Written problem
Once the pictures are set aside, transcribe the remaining data exactly.
+++
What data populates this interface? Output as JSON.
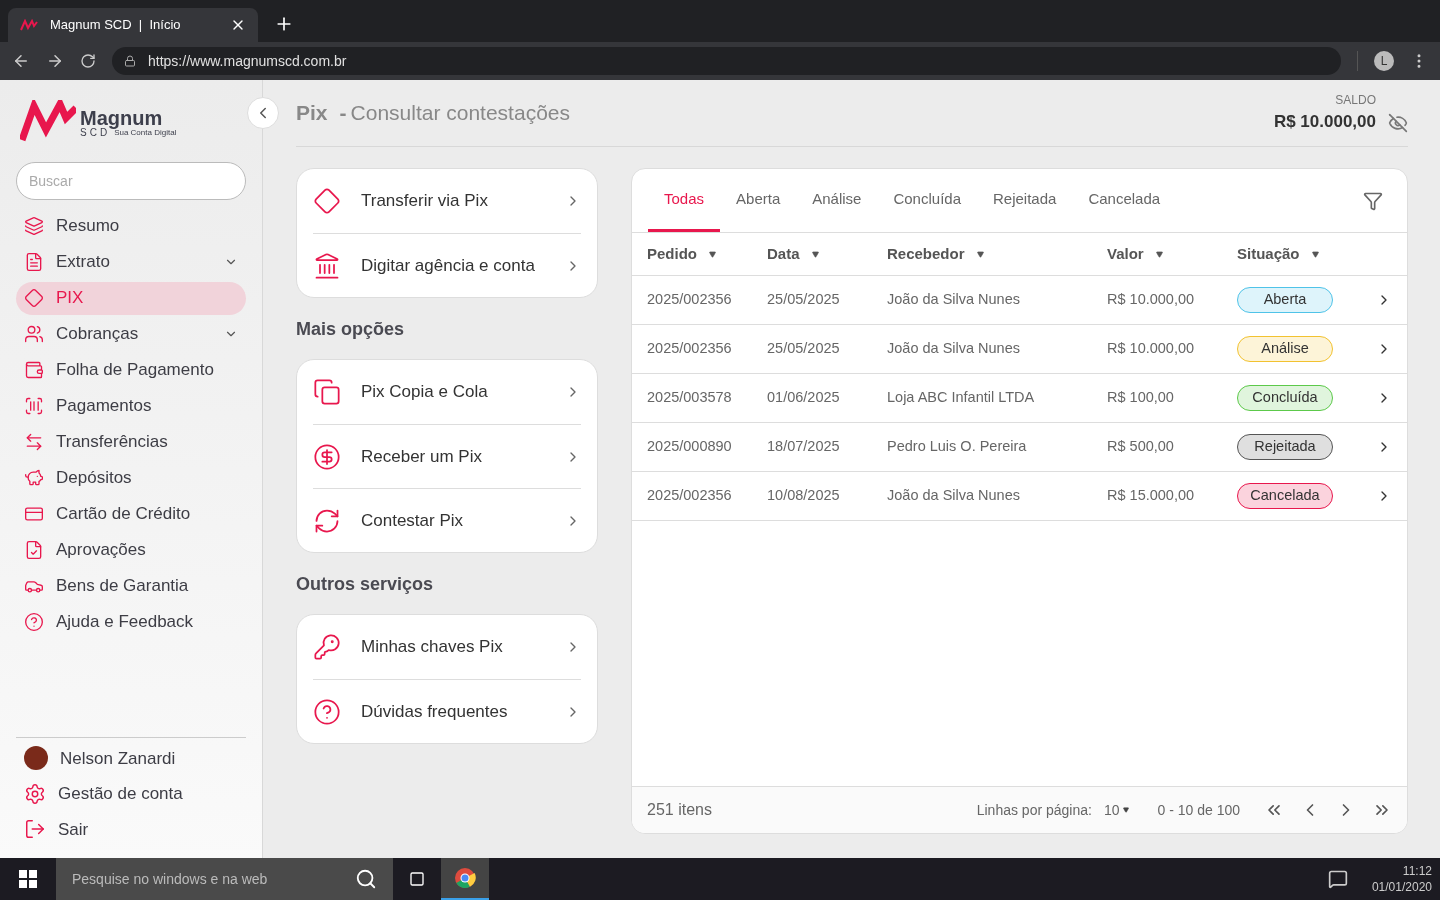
{
  "browser": {
    "tab_title": "Magnum SCD  |  Início",
    "url": "https://www.magnumscd.com.br",
    "profile": "L"
  },
  "logo": {
    "name": "Magnum",
    "sub": "SCD",
    "tagline": "Sua Conta Digital"
  },
  "sidebar": {
    "search": {
      "placeholder": "Buscar"
    },
    "items": [
      {
        "label": "Resumo",
        "selected": false,
        "expandable": false
      },
      {
        "label": "Extrato",
        "selected": false,
        "expandable": true
      },
      {
        "label": "PIX",
        "selected": true,
        "expandable": false
      },
      {
        "label": "Cobranças",
        "selected": false,
        "expandable": true
      },
      {
        "label": "Folha de Pagamento",
        "selected": false,
        "expandable": false
      },
      {
        "label": "Pagamentos",
        "selected": false,
        "expandable": false
      },
      {
        "label": "Transferências",
        "selected": false,
        "expandable": false
      },
      {
        "label": "Depósitos",
        "selected": false,
        "expandable": false
      },
      {
        "label": "Cartão de Crédito",
        "selected": false,
        "expandable": false
      },
      {
        "label": "Aprovações",
        "selected": false,
        "expandable": false
      },
      {
        "label": "Bens de Garantia",
        "selected": false,
        "expandable": false
      },
      {
        "label": "Ajuda e Feedback",
        "selected": false,
        "expandable": false
      }
    ],
    "user": "Nelson Zanardi",
    "account": "Gestão de conta",
    "logout": "Sair"
  },
  "header": {
    "section": "Pix",
    "separator": "-",
    "title": "Consultar contestações",
    "balance_label": "SALDO",
    "balance": "R$ 10.000,00"
  },
  "menu_groups": [
    {
      "items": [
        "Transferir via Pix",
        "Digitar agência e conta"
      ]
    },
    {
      "title": "Mais opções",
      "items": [
        "Pix Copia e Cola",
        "Receber um Pix",
        "Contestar Pix"
      ]
    },
    {
      "title": "Outros serviços",
      "items": [
        "Minhas chaves Pix",
        "Dúvidas frequentes"
      ]
    }
  ],
  "tabs": [
    {
      "label": "Todas",
      "selected": true
    },
    {
      "label": "Aberta",
      "selected": false
    },
    {
      "label": "Análise",
      "selected": false
    },
    {
      "label": "Concluída",
      "selected": false
    },
    {
      "label": "Rejeitada",
      "selected": false
    },
    {
      "label": "Cancelada",
      "selected": false
    }
  ],
  "table": {
    "columns": [
      "Pedido",
      "Data",
      "Recebedor",
      "Valor",
      "Situação"
    ],
    "rows": [
      {
        "pedido": "2025/002356",
        "data": "25/05/2025",
        "recebedor": "João da Silva Nunes",
        "valor": "R$ 10.000,00",
        "situacao": "Aberta",
        "color": "#4fc3e8"
      },
      {
        "pedido": "2025/002356",
        "data": "25/05/2025",
        "recebedor": "João da Silva Nunes",
        "valor": "R$ 10.000,00",
        "situacao": "Análise",
        "color": "#f2c230"
      },
      {
        "pedido": "2025/003578",
        "data": "01/06/2025",
        "recebedor": "Loja ABC Infantil LTDA",
        "valor": "R$ 100,00",
        "situacao": "Concluída",
        "color": "#5cc94a"
      },
      {
        "pedido": "2025/000890",
        "data": "18/07/2025",
        "recebedor": "Pedro Luis O. Pereira",
        "valor": "R$ 500,00",
        "situacao": "Rejeitada",
        "color": "#555555"
      },
      {
        "pedido": "2025/002356",
        "data": "10/08/2025",
        "recebedor": "João da Silva Nunes",
        "valor": "R$ 15.000,00",
        "situacao": "Cancelada",
        "color": "#e8174d"
      }
    ]
  },
  "pagination": {
    "total": "251 itens",
    "rows_label": "Linhas por página:",
    "rows_value": "10",
    "range": "0 - 10 de 100"
  },
  "taskbar": {
    "search_placeholder": "Pesquise no windows e na web",
    "time": "11:12",
    "date": "01/01/2020"
  }
}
+++
Exercise result
What data populates this interface? Output as JSON.
{
  "browser": {
    "tab_title": "Magnum SCD  |  Início",
    "url": "https://www.magnumscd.com.br",
    "profile": "L"
  },
  "logo": {
    "name": "Magnum",
    "sub": "SCD",
    "tagline": "Sua Conta Digital"
  },
  "sidebar": {
    "search": {
      "placeholder": "Buscar"
    },
    "items": [
      {
        "label": "Resumo",
        "selected": false,
        "expandable": false
      },
      {
        "label": "Extrato",
        "selected": false,
        "expandable": true
      },
      {
        "label": "PIX",
        "selected": true,
        "expandable": false
      },
      {
        "label": "Cobranças",
        "selected": false,
        "expandable": true
      },
      {
        "label": "Folha de Pagamento",
        "selected": false,
        "expandable": false
      },
      {
        "label": "Pagamentos",
        "selected": false,
        "expandable": false
      },
      {
        "label": "Transferências",
        "selected": false,
        "expandable": false
      },
      {
        "label": "Depósitos",
        "selected": false,
        "expandable": false
      },
      {
        "label": "Cartão de Crédito",
        "selected": false,
        "expandable": false
      },
      {
        "label": "Aprovações",
        "selected": false,
        "expandable": false
      },
      {
        "label": "Bens de Garantia",
        "selected": false,
        "expandable": false
      },
      {
        "label": "Ajuda e Feedback",
        "selected": false,
        "expandable": false
      }
    ],
    "user": "Nelson Zanardi",
    "account": "Gestão de conta",
    "logout": "Sair"
  },
  "header": {
    "section": "Pix",
    "separator": "-",
    "title": "Consultar contestações",
    "balance_label": "SALDO",
    "balance": "R$ 10.000,00"
  },
  "menu_groups": [
    {
      "items": [
        "Transferir via Pix",
        "Digitar agência e conta"
      ]
    },
    {
      "title": "Mais opções",
      "items": [
        "Pix Copia e Cola",
        "Receber um Pix",
        "Contestar Pix"
      ]
    },
    {
      "title": "Outros serviços",
      "items": [
        "Minhas chaves Pix",
        "Dúvidas frequentes"
      ]
    }
  ],
  "tabs": [
    {
      "label": "Todas",
      "selected": true
    },
    {
      "label": "Aberta",
      "selected": false
    },
    {
      "label": "Análise",
      "selected": false
    },
    {
      "label": "Concluída",
      "selected": false
    },
    {
      "label": "Rejeitada",
      "selected": false
    },
    {
      "label": "Cancelada",
      "selected": false
    }
  ],
  "table": {
    "columns": [
      "Pedido",
      "Data",
      "Recebedor",
      "Valor",
      "Situação"
    ],
    "rows": [
      {
        "pedido": "2025/002356",
        "data": "25/05/2025",
        "recebedor": "João da Silva Nunes",
        "valor": "R$ 10.000,00",
        "situacao": "Aberta",
        "color": "#4fc3e8"
      },
      {
        "pedido": "2025/002356",
        "data": "25/05/2025",
        "recebedor": "João da Silva Nunes",
        "valor": "R$ 10.000,00",
        "situacao": "Análise",
        "color": "#f2c230"
      },
      {
        "pedido": "2025/003578",
        "data": "01/06/2025",
        "recebedor": "Loja ABC Infantil LTDA",
        "valor": "R$ 100,00",
        "situacao": "Concluída",
        "color": "#5cc94a"
      },
      {
        "pedido": "2025/000890",
        "data": "18/07/2025",
        "recebedor": "Pedro Luis O. Pereira",
        "valor": "R$ 500,00",
        "situacao": "Rejeitada",
        "color": "#555555"
      },
      {
        "pedido": "2025/002356",
        "data": "10/08/2025",
        "recebedor": "João da Silva Nunes",
        "valor": "R$ 15.000,00",
        "situacao": "Cancelada",
        "color": "#e8174d"
      }
    ]
  },
  "pagination": {
    "total": "251 itens",
    "rows_label": "Linhas por página:",
    "rows_value": "10",
    "range": "0 - 10 de 100"
  },
  "taskbar": {
    "search_placeholder": "Pesquise no windows e na web",
    "time": "11:12",
    "date": "01/01/2020"
  }
}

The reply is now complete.